(Dataset items)
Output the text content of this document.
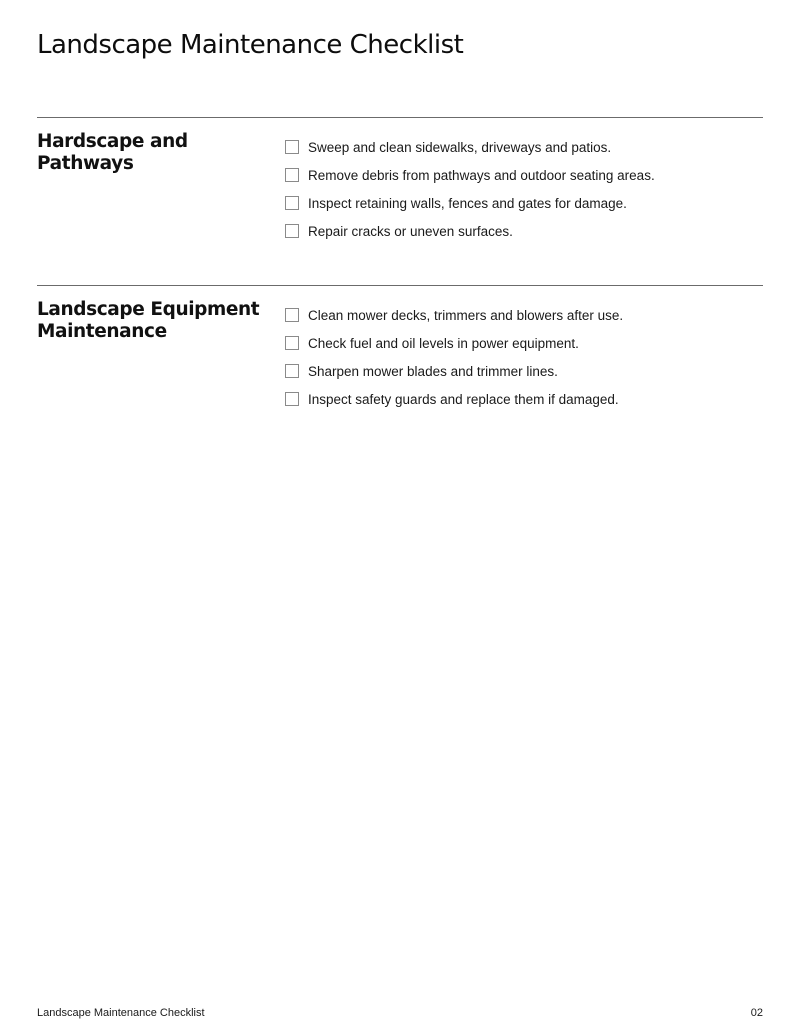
Landscape Maintenance Checklist
Hardscape and Pathways
Sweep and clean sidewalks, driveways and patios.
Remove debris from pathways and outdoor seating areas.
Inspect retaining walls, fences and gates for damage.
Repair cracks or uneven surfaces.
Landscape Equipment Maintenance
Clean mower decks, trimmers and blowers after use.
Check fuel and oil levels in power equipment.
Sharpen mower blades and trimmer lines.
Inspect safety guards and replace them if damaged.
Landscape Maintenance Checklist	02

**THE REQUEST:**
Reproduce all the entries that precede this task, word for word, minus any pictures.

**ANSWER BELOW:**
Output the text content of this document.
Landscape Maintenance Checklist
Hardscape and Pathways
Sweep and clean sidewalks, driveways and patios.
Remove debris from pathways and outdoor seating areas.
Inspect retaining walls, fences and gates for damage.
Repair cracks or uneven surfaces.
Landscape Equipment Maintenance
Clean mower decks, trimmers and blowers after use.
Check fuel and oil levels in power equipment.
Sharpen mower blades and trimmer lines.
Inspect safety guards and replace them if damaged.
Landscape Maintenance Checklist	02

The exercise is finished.